#### [Work instructions]
Report how many lines of these entries hold the string "rare"; reply with the number alone.

━━━━━ Record set ━━━━━

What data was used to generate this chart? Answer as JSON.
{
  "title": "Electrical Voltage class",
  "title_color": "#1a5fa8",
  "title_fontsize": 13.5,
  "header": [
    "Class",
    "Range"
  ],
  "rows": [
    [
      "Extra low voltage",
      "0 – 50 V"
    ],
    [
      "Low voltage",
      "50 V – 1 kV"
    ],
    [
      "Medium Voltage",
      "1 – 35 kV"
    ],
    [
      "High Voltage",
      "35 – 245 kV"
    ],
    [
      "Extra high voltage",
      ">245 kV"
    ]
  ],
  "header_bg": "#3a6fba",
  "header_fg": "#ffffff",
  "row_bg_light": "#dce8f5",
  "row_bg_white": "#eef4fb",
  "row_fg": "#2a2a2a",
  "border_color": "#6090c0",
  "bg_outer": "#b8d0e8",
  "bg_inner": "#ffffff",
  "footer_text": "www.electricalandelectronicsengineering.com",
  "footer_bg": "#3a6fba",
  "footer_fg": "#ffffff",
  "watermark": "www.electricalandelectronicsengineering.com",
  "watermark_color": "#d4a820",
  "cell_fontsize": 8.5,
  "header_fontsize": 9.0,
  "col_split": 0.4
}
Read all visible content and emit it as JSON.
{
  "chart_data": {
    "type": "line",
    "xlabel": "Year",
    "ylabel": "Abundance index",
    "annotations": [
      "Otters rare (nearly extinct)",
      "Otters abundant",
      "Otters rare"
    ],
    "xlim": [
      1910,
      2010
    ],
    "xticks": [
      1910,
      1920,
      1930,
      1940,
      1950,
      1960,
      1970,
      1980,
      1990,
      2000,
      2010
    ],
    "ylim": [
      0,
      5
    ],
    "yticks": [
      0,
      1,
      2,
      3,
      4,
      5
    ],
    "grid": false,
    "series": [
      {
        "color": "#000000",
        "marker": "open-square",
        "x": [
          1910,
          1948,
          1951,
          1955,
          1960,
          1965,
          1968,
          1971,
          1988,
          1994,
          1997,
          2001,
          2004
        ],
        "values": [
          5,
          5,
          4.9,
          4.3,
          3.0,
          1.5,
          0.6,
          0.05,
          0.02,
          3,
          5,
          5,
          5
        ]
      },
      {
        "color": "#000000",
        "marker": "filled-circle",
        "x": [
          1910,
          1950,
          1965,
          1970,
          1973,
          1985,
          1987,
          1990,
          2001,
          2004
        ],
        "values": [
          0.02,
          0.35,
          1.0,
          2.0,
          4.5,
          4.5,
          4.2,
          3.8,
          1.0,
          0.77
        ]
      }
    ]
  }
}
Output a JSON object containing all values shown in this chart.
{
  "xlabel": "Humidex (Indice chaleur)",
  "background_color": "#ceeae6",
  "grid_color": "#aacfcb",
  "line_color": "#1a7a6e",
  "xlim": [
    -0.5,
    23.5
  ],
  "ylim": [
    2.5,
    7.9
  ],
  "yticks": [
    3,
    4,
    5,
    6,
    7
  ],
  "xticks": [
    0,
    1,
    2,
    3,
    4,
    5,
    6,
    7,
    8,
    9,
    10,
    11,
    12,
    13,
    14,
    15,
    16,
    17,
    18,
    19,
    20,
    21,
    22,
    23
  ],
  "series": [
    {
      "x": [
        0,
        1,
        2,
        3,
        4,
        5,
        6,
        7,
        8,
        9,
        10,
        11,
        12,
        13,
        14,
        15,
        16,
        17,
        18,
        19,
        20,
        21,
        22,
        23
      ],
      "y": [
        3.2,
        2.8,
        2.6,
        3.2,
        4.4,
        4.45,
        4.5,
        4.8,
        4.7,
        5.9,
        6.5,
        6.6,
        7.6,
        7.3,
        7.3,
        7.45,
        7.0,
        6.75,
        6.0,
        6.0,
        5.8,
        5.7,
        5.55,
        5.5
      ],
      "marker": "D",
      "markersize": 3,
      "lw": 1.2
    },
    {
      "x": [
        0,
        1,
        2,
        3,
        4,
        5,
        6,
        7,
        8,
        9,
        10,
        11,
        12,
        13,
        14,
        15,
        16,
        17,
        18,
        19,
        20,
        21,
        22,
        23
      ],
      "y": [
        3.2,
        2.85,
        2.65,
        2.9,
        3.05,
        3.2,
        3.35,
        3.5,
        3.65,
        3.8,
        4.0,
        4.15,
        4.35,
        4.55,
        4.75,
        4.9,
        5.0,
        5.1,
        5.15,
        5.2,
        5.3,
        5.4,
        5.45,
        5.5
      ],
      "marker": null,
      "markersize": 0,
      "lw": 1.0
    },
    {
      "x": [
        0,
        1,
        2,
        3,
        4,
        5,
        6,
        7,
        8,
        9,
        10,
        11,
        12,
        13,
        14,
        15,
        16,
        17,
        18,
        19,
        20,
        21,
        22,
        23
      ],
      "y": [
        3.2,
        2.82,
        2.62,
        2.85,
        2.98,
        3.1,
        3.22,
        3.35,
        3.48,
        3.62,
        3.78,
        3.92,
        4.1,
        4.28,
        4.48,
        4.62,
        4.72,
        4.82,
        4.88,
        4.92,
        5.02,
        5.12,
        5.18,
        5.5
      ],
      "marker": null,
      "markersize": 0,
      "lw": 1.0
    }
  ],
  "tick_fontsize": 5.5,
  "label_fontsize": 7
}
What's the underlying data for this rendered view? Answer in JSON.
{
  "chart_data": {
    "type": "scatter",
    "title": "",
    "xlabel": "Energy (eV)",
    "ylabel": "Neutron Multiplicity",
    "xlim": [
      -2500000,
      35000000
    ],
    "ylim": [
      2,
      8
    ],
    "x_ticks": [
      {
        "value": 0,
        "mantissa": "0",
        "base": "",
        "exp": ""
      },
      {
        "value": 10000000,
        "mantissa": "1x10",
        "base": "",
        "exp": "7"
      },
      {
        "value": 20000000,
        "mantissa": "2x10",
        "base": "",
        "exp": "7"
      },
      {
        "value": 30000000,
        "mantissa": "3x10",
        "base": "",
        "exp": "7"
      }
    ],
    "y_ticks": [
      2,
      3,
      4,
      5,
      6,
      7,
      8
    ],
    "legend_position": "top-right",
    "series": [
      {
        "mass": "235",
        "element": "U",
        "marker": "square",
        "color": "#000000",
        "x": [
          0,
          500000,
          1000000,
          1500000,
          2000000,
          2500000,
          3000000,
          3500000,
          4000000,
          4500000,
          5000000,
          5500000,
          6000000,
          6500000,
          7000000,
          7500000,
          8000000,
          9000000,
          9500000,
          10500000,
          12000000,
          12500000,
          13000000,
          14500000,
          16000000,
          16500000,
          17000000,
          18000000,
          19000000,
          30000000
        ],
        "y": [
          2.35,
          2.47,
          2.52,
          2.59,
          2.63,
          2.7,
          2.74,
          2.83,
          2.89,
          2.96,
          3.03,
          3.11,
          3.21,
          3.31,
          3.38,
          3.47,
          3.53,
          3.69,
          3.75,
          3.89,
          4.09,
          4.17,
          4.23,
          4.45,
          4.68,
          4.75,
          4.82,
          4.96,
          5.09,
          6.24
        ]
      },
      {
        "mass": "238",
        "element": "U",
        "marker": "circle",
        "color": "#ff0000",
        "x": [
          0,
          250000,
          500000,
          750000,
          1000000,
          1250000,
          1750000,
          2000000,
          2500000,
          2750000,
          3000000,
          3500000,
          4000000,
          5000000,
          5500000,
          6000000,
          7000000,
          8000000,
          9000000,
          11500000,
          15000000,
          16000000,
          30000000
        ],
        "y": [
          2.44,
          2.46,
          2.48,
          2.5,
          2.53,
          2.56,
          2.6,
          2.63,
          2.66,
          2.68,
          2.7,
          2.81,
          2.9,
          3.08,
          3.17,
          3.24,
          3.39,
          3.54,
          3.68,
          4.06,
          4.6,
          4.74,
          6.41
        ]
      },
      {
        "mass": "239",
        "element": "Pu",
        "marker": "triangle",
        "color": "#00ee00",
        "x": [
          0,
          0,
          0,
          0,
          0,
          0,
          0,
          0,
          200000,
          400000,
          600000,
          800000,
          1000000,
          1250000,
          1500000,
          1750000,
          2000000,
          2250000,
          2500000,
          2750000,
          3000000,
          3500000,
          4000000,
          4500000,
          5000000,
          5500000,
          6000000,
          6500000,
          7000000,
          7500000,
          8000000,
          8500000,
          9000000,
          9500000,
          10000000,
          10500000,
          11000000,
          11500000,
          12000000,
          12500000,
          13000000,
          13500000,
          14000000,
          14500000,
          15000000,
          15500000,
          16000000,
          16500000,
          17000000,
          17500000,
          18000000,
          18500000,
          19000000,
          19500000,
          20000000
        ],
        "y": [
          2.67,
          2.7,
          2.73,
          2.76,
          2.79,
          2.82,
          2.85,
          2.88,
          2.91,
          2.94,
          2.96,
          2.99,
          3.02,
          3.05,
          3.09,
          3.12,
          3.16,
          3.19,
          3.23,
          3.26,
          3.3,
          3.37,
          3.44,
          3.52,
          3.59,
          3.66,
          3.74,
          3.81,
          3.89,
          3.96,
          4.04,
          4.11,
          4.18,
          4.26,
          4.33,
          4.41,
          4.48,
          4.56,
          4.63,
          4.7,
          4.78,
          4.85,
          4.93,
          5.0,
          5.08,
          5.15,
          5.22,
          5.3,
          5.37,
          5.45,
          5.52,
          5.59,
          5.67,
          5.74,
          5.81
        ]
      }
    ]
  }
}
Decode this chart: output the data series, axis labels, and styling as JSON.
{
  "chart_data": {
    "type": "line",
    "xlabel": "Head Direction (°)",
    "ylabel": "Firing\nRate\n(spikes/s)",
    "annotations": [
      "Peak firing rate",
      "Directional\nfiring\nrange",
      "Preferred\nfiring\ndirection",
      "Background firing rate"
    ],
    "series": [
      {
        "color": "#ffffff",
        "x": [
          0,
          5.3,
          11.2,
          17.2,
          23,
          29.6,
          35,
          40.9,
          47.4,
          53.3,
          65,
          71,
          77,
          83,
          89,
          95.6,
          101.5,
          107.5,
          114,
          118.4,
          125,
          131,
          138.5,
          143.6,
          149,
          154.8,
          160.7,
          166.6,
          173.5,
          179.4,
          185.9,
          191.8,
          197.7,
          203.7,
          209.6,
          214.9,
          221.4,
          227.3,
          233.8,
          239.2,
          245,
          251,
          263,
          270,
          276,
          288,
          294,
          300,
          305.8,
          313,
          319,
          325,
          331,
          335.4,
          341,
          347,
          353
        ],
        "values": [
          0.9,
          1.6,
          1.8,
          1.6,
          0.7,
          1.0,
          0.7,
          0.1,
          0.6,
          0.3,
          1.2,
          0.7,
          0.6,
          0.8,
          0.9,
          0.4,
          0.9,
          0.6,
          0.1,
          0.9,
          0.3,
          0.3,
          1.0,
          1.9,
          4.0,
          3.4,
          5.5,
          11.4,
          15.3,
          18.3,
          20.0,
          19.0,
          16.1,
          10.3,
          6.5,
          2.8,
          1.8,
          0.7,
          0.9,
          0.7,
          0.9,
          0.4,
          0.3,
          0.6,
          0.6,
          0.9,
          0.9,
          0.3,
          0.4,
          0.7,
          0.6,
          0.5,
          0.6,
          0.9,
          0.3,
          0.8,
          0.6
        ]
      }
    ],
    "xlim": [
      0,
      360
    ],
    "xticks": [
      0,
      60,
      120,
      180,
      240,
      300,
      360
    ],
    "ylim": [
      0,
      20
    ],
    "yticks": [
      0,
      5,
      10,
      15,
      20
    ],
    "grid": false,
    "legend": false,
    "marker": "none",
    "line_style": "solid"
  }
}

━━━━━

#### [The reply]
2